§ **Input for this task**:
[start]

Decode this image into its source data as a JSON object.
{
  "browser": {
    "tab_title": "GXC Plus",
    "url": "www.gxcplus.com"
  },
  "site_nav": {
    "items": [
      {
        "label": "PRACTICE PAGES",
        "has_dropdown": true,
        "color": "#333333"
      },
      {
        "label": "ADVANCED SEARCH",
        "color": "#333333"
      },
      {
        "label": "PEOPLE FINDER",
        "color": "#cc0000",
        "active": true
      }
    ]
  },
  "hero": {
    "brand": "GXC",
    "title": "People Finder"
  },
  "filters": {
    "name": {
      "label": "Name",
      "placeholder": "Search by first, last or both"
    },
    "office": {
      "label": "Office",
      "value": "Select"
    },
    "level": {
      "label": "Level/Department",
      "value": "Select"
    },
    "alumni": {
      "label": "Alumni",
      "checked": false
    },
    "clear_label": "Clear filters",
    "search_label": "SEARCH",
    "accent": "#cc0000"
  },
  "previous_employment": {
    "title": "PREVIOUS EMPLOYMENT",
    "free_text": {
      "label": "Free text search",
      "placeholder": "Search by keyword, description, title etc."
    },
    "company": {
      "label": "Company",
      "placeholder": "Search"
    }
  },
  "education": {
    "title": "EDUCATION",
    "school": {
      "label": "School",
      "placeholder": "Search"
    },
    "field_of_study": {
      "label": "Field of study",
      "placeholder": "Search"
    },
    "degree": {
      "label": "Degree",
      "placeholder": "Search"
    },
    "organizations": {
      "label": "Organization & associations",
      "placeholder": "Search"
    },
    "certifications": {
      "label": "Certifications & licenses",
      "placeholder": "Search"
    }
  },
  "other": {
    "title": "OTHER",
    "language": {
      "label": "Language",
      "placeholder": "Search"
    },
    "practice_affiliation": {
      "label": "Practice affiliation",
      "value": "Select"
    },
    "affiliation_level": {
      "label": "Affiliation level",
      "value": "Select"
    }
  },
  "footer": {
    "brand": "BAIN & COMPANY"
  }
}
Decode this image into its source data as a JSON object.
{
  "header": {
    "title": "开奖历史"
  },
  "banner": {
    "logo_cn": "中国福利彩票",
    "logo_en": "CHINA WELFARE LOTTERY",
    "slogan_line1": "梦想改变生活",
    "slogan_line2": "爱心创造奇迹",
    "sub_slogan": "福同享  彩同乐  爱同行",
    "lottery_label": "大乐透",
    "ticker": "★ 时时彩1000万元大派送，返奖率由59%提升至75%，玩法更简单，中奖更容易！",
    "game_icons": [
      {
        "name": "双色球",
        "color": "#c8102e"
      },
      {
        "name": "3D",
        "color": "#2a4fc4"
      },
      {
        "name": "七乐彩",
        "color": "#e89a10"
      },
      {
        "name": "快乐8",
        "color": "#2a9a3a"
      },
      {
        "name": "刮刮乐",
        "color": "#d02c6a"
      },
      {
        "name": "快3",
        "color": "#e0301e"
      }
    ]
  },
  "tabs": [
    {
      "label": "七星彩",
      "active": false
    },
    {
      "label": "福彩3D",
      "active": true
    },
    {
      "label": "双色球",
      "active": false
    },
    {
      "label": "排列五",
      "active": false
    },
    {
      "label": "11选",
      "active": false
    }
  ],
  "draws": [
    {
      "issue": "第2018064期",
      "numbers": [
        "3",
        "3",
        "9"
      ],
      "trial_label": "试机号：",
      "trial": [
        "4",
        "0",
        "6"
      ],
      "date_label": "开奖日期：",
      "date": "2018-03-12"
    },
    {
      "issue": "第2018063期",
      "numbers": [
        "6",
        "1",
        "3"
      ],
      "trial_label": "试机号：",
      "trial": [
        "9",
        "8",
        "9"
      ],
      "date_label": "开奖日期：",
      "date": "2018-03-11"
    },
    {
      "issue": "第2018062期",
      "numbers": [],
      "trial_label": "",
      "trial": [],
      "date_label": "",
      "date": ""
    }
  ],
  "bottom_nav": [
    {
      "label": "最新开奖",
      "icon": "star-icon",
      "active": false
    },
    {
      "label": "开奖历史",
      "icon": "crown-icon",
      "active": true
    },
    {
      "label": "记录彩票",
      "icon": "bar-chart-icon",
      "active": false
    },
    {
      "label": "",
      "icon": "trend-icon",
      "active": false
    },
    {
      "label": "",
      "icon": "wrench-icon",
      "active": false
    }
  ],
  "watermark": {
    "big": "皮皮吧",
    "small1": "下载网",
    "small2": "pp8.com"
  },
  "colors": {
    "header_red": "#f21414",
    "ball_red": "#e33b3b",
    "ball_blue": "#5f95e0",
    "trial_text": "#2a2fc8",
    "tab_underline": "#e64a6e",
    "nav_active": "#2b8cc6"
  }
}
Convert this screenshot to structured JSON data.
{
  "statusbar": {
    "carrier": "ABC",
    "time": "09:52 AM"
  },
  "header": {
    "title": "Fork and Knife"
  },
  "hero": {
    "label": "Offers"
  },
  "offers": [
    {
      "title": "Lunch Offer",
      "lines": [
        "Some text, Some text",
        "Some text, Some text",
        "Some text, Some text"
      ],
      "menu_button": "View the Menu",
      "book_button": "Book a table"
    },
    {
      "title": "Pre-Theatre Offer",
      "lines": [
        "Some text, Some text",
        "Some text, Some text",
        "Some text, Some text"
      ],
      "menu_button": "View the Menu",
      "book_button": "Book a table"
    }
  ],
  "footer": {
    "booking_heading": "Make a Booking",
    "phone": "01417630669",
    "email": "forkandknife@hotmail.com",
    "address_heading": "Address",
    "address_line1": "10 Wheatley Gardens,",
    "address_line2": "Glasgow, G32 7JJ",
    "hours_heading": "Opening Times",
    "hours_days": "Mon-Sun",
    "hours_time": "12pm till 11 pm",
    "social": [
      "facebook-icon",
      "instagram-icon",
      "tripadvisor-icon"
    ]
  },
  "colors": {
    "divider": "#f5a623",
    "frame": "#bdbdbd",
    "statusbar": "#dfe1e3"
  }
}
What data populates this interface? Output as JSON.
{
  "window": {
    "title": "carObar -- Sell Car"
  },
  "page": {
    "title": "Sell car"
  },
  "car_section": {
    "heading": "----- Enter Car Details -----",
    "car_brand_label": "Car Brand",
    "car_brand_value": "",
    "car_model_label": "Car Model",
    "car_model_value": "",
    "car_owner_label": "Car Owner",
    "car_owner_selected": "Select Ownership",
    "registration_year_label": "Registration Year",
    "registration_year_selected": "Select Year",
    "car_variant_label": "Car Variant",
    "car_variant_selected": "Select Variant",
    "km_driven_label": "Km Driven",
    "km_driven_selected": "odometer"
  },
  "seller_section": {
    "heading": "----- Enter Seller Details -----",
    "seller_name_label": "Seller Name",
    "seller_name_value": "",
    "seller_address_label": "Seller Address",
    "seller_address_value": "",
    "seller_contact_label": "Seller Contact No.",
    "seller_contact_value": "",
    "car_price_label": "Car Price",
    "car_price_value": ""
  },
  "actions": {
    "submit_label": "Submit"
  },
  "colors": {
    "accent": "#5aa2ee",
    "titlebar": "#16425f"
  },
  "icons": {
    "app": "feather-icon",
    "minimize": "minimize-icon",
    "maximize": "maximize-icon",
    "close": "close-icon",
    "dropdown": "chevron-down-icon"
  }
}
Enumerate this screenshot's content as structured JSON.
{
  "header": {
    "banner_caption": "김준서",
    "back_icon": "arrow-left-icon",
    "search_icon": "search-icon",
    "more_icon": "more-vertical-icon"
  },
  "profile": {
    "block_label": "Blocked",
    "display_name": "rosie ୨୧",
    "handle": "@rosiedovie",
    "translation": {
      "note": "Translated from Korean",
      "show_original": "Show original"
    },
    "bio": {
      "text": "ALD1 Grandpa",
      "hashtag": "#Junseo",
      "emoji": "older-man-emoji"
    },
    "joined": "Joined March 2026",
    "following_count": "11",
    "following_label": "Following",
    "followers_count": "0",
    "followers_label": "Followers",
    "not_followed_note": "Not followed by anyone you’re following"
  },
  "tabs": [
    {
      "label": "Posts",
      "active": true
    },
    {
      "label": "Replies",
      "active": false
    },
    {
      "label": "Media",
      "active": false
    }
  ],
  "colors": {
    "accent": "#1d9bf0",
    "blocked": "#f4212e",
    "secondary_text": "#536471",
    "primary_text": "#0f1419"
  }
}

[end]

§ **Your goal**: Go through the entries and return each line where the word "structured" appears.

§ **Completed task**:
Convert this screenshot to structured JSON data.
Enumerate this screenshot's content as structured JSON.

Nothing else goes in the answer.